> _SELECTED EXTRACT_:
══════════════════════════════

Ferguson v. Union Electric Company of Missouri

282 S.W.2d 505, 1955 Mo. LEXIS 744
CourtSupreme Court of Missouri
DecidedSeptember 12, 1955
Docket44482
StatusPublished
Cited by10 cases

This text of 282 S.W.2d 505 (Ferguson v. Union Electric Company of Missouri) is published on Counsel Stack Legal Research, covering Supreme Court of Missouri primary law. Counsel Stack provides free access to over 12 million legal documents including statutes, case law, regulations, and constitutions.

Bluebook
Ferguson v. Union Electric Company of Missouri, 282 S.W.2d 505, 1955 Mo. LEXIS 744 (Mo. 1955).

Opinion

COIL, Commissioner.

Union Electric Company of Missouri has appealed from a judgment for damages allegedly sustained by respondents as a result of floodwaters overflowing their respective farms. We shall refer to the parties as they were designated in the trial court. Originally there were nine counts in plaintiffs’ second amended petition involving seven different farms. Prior to the submission of the case two of the counts were dismissed. The $38,671.90 judgment entered was for damages to crops on five farms and included seven separate claims. Defendant contends, inter alia, that the trial court erred in giving instruction 2.

Defendant owns and operates a hydroelectric dam at Bagnell, Missouri, which impounds the waters of the Osage River and its tributaries to form the Lake of the Ozarks. The dam is about 2,560 feet long and 148 feet in height. In it there are twelve floodgates, each 24 feet x 32 feet. Those gates at full capacity will permit a total of 144,000 cubic feet of water per second to pass through them when the lake is normally full, i.e., 660 feet above mean sea level. In addition, there are six openings in the dam which permit water to pass to generators for the purpose of producing power, each of which, at full capacity and a normal full lake level, will allow 5,000 cubic feet of water per second to pass through. The total Osage watershed is an area of 14,000 square miles; 11,500 square miles of which are above Warsaw, Missouri. Warsaw is 95 miles (by water) above the dam.

According to plaintiffs, when the water level is 660 feet above sea level at the dam, the lake reservoir covers 60,000 acres and extends from the dam 125 miles by water to the County Line Bridge which spans the Osage between St. Clair and Henry Counties. Two of plaintiffs’ farms are located on the Osage, one on Hogles Creek, and two on the Pomme de Terre River, both of which latter streams are Osage tributaries, and all five farms are located between the County Line Bridge and Warsaw.

Plaintiffs alleged in their petition that in June and July of 1951 floodwaters of the Lake of the Ozarks overflowed and “backed upon the farm land of plaintiffs, remaining upon said land for several days, and damaging and destroying plaintiffs’ crops”.

Defendant had obtained easements giving it the right to flood plaintiffs’ farms to certain heights (varying as to the individual plaintiffs between 667 and 673 feet). In each instance, however, plaintiffs sought recovery only for crop damage occurring above the height designated in the respective easements. (Overflow or flooding of plaintiffs’ farms and crops will hereinafter refer to overflow or flooding above the easement level.)

══════════════════════════════

> _DATASET EXTRACT_:
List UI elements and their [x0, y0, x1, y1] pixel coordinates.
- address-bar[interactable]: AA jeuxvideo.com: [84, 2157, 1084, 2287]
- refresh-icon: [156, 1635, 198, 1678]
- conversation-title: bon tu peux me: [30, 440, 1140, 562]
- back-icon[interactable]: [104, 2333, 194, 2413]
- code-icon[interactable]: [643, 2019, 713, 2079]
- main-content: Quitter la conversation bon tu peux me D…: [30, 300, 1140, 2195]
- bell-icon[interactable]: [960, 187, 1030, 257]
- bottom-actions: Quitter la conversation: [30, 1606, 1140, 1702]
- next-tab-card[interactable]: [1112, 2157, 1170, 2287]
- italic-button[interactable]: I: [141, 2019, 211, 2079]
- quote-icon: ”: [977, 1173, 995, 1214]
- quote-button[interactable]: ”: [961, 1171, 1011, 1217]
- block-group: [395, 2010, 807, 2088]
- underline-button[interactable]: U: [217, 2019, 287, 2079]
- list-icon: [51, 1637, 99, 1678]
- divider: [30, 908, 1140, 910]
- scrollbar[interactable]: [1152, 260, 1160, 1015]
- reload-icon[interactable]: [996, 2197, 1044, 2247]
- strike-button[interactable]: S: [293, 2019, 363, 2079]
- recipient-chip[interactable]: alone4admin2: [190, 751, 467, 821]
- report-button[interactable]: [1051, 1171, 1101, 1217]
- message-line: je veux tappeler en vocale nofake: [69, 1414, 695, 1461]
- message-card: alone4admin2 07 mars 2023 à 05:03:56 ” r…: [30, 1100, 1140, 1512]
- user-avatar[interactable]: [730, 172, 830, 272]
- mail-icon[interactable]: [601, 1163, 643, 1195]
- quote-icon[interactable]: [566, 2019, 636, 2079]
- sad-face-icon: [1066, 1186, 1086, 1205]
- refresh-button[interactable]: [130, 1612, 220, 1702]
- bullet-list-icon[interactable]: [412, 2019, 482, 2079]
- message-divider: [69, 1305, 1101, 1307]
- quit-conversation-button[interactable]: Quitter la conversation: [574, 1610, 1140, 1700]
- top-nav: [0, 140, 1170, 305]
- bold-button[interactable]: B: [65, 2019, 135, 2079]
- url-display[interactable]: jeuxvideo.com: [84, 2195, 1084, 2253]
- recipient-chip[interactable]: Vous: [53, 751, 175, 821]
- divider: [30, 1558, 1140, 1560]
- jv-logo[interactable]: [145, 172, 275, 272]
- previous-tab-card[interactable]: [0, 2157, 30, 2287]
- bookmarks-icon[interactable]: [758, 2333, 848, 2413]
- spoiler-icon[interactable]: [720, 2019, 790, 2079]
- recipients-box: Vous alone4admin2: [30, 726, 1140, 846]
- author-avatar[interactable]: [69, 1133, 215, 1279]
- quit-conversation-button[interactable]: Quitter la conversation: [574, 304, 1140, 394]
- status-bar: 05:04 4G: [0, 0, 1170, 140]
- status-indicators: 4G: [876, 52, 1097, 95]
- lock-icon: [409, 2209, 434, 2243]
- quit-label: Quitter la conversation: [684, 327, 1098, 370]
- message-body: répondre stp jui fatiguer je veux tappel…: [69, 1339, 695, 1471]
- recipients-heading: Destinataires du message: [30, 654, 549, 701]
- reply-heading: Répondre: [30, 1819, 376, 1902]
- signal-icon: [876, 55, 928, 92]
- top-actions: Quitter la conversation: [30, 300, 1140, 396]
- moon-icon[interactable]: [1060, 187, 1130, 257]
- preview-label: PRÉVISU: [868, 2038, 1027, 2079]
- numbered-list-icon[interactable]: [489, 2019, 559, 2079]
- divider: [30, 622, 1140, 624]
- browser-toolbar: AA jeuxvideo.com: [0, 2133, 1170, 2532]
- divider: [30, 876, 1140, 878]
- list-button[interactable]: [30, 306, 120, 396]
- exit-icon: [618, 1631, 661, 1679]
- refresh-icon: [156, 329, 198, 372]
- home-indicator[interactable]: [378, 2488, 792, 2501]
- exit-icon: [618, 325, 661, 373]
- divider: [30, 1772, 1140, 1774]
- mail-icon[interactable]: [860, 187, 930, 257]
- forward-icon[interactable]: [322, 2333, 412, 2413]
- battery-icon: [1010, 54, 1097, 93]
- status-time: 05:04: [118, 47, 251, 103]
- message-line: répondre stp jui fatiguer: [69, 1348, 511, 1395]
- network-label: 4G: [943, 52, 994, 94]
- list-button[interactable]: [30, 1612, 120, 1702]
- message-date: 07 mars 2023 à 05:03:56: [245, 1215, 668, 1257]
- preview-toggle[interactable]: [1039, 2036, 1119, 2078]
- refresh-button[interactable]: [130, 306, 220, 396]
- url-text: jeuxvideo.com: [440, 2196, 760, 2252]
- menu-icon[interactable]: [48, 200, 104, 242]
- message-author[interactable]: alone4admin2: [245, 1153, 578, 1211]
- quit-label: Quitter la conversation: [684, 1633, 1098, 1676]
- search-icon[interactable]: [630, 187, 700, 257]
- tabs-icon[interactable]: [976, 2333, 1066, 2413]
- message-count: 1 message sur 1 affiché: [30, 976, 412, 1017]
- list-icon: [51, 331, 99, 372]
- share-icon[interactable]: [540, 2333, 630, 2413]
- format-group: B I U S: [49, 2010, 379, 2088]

══════════════════════════════

> _TASK BRIEF_:
Answer these questions from the flood damage opinion:
1. What was the amount of the judgment entered?
2. How many floodgates are in the dam at Bagnell?
3. In which months and year did the plaintiffs allege the floodwaters overflowed their land?

> _TASK SOLUTION_:
1. $38,671.90
2. Twelve
3. June and July of 1951